#### Work item:
Look through the entries that follow and return each line that has the string "gene".
# # #
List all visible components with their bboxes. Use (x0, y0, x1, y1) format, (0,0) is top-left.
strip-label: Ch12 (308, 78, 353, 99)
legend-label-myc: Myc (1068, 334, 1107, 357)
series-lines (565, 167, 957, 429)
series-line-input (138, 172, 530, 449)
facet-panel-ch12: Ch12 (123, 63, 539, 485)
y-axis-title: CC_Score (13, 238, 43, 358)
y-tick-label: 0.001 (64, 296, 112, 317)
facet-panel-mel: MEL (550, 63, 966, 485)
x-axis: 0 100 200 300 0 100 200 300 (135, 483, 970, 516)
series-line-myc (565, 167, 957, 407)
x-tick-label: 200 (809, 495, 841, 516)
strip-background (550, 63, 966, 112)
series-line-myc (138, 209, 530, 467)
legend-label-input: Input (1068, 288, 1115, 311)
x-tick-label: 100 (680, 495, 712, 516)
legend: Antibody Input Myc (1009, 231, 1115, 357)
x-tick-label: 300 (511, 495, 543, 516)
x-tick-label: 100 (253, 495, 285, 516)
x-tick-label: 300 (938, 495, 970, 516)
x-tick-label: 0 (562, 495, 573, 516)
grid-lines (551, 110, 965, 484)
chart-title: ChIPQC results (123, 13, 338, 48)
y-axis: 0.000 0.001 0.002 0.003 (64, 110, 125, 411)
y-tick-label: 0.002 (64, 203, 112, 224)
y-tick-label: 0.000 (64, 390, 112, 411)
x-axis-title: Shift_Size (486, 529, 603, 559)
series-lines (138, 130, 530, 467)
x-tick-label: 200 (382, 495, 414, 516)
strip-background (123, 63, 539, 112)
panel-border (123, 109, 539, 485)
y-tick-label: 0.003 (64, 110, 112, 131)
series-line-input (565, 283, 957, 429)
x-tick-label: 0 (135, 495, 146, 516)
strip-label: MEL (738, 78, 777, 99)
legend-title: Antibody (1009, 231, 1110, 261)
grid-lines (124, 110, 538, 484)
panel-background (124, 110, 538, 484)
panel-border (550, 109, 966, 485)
# # #
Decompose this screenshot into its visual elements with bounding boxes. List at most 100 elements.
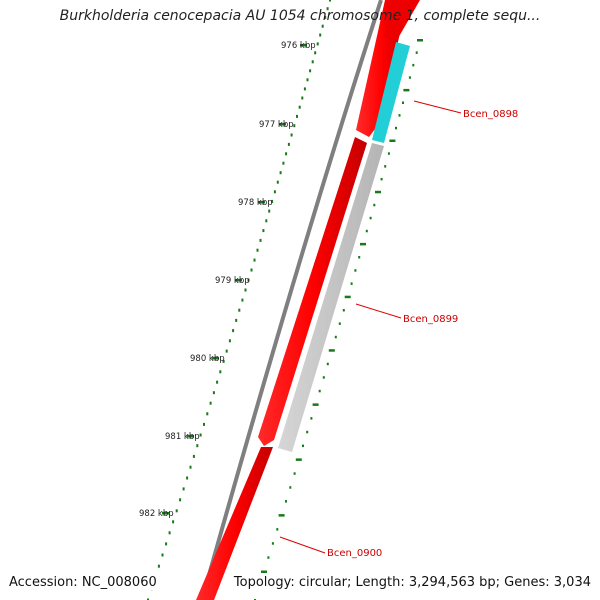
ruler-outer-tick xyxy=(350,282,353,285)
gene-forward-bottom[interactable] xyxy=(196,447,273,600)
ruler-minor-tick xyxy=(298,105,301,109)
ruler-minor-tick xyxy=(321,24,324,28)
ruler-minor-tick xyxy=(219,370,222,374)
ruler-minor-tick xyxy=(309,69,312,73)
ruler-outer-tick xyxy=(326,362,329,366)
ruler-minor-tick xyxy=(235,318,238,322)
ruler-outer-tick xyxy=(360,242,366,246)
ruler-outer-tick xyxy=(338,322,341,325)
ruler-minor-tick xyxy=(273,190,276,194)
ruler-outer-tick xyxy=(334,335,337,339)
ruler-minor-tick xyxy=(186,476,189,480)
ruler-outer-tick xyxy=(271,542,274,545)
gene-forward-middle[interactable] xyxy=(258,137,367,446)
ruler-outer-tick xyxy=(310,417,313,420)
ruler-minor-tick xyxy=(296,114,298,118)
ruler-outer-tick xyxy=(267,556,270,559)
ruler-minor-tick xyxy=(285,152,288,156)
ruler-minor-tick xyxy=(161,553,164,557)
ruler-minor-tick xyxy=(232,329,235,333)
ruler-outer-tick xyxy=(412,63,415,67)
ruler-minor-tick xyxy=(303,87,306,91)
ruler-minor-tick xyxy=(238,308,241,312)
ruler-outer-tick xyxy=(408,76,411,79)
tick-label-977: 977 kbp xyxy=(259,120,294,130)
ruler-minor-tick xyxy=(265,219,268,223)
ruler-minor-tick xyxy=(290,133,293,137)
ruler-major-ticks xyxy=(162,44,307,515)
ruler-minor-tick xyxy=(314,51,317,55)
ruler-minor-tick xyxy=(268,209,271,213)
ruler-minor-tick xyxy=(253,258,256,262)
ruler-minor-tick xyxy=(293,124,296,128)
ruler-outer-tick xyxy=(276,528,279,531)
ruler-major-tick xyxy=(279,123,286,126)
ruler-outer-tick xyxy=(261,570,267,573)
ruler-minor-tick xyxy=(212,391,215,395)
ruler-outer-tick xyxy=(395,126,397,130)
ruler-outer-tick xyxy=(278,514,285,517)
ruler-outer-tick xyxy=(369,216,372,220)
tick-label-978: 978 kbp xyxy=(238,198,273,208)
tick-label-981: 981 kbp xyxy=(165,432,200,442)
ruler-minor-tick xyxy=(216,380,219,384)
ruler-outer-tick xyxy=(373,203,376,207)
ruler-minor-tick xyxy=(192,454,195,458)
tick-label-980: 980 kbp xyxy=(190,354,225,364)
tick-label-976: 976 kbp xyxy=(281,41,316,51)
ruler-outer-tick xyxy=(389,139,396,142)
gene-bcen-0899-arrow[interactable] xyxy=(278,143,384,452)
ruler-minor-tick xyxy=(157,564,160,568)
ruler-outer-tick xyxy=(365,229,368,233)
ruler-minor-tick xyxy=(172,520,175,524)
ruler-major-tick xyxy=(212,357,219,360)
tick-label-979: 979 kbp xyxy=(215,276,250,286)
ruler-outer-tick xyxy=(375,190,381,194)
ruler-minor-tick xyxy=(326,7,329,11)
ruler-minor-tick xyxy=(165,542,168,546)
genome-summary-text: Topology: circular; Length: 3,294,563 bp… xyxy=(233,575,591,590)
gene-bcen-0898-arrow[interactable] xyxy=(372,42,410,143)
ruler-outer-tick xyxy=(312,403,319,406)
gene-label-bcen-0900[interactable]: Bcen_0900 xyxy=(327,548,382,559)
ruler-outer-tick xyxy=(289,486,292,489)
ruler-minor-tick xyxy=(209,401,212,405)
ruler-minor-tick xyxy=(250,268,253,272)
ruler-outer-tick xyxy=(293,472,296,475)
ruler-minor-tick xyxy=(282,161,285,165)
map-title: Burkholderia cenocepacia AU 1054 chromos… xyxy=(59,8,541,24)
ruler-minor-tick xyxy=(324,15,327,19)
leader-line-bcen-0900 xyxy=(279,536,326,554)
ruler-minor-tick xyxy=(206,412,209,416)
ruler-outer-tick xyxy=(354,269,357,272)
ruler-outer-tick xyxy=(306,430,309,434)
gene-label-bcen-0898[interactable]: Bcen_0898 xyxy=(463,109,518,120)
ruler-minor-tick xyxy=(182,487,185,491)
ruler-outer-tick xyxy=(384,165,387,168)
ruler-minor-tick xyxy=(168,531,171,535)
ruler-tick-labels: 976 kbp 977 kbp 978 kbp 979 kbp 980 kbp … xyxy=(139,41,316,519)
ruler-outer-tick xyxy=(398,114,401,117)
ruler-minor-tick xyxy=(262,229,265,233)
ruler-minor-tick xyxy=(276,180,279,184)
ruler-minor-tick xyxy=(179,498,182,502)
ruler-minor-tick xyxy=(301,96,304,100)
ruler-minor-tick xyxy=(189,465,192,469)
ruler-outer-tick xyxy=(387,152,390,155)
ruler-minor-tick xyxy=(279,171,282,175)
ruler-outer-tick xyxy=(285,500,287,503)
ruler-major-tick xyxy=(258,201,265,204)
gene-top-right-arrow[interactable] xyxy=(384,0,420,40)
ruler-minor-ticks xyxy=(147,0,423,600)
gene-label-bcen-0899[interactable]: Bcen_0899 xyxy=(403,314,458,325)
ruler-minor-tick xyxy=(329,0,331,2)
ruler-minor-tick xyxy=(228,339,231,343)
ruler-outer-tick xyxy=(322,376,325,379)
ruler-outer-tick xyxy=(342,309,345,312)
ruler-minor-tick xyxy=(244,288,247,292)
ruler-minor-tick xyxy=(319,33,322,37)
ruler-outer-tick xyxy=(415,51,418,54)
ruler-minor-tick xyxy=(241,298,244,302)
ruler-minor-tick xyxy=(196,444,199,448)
# # #
#### Response area:
gene-forward-bottom[interactable] xyxy=(196,447,273,600)
gene-forward-middle[interactable] xyxy=(258,137,367,446)
gene-bcen-0899-arrow[interactable] xyxy=(278,143,384,452)
gene-bcen-0898-arrow[interactable] xyxy=(372,42,410,143)
gene-label-bcen-0900[interactable]: Bcen_0900 xyxy=(327,548,382,559)
gene-label-bcen-0898[interactable]: Bcen_0898 xyxy=(463,109,518,120)
gene-top-right-arrow[interactable] xyxy=(384,0,420,40)
gene-label-bcen-0899[interactable]: Bcen_0899 xyxy=(403,314,458,325)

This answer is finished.